* BEGIN STORED ROWS *

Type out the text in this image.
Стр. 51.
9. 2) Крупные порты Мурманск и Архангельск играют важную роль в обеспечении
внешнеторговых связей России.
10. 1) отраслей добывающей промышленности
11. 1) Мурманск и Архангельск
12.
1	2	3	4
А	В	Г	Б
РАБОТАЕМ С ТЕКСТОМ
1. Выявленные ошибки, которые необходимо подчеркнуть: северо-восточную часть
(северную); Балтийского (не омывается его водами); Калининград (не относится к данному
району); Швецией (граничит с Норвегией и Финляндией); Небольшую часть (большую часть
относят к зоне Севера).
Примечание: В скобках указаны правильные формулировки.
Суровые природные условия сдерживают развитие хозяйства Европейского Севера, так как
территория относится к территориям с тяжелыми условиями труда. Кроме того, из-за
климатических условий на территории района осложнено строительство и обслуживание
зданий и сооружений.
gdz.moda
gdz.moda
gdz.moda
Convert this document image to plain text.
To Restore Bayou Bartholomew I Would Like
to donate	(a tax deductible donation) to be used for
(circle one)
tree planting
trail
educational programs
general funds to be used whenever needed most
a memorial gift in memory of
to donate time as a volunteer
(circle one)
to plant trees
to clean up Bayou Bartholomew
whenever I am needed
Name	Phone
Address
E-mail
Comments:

* END STORED ROWS *

## TASK DETAILS
Show each line of the listing that holds the string "whenever".

## EXPECTED ANSWER
general funds to be used whenever needed most
whenever I am needed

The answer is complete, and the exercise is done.